** START OF Text to read **

In this previous post, i talked about the current state of Data Abstract for OS X, and also promised a follow-up with a roadmap of where we are going next.

Where We’re at

To recap, when Data Abstract for OS X originally shipped last winter, it was client only. Basically, you needed to have existing servers written in DA/.NET or DA/Delphi (or write new ones using those same tools). This basically made DA/OSX a solution mainly for our existing Delphi and .NET customers, allowing them to expand their current solutions with native Mac and iPhone clients

In the following Spring release last month, we added Relativity Server running on all three platforms, giving developers the option to host Data Abstract services on Mac (in addition to Linux and Windows), without needing to know .NET or Delphi (or even having those tools).

This took care of two thirds of the picture, but there is still one hole in a complete Mac solution: Schema Modeling (and Relativity Administration). While Relativity server runs on the Mac, developers are still dependent on Windows based tools both to configure and control their Relativity server, and – more importantly – design and work with their schemas.

** END OF Text to read **
** START OF Collected data **

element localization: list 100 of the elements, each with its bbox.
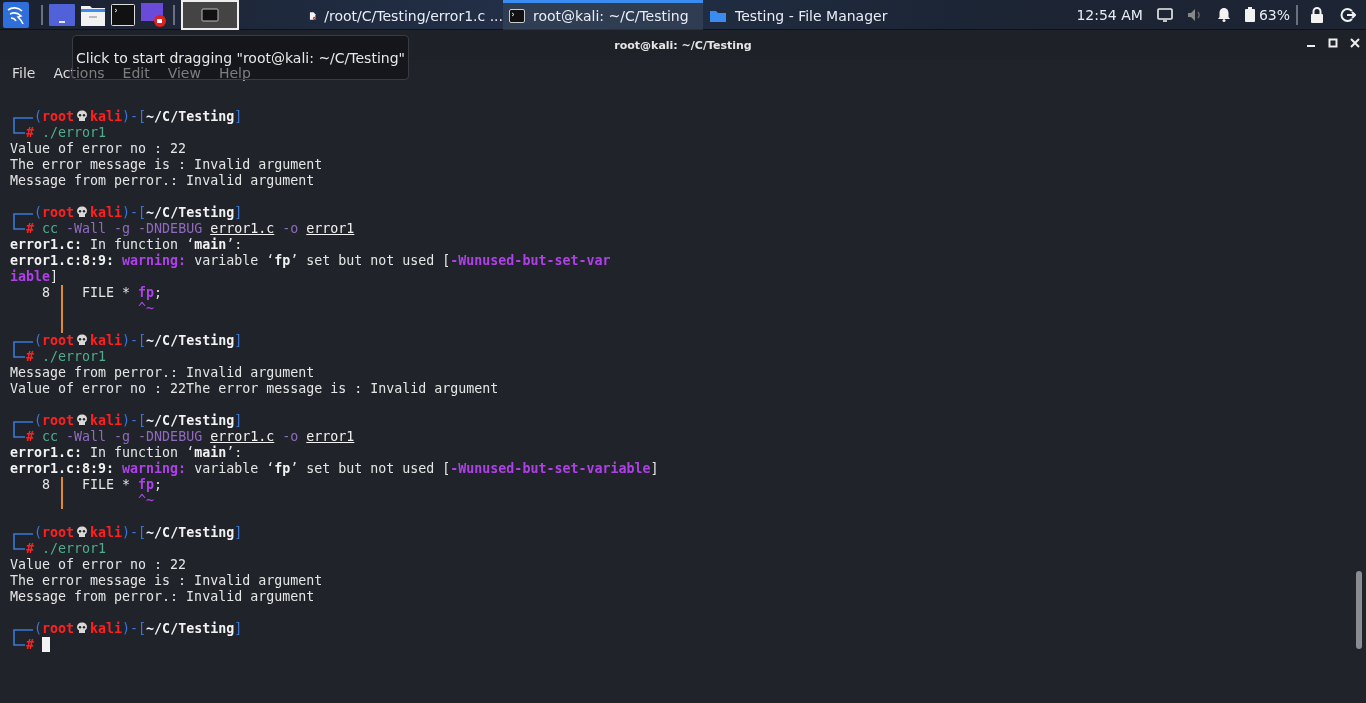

** END OF Collected data **

Can you reproduce the Data Abstract for OS X post word for word from "This took care" up to and including "with their schemas."? The listing is separate material and unrelated to the Data Abstract for OS X post.

__Exercise output__:
This took care of two thirds of the picture, but there is still one hole in a complete Mac solution: Schema Modeling (and Relativity Administration). While Relativity server runs on the Mac, developers are still dependent on Windows based tools both to configure and control their Relativity server, and – more importantly – design and work with their schemas.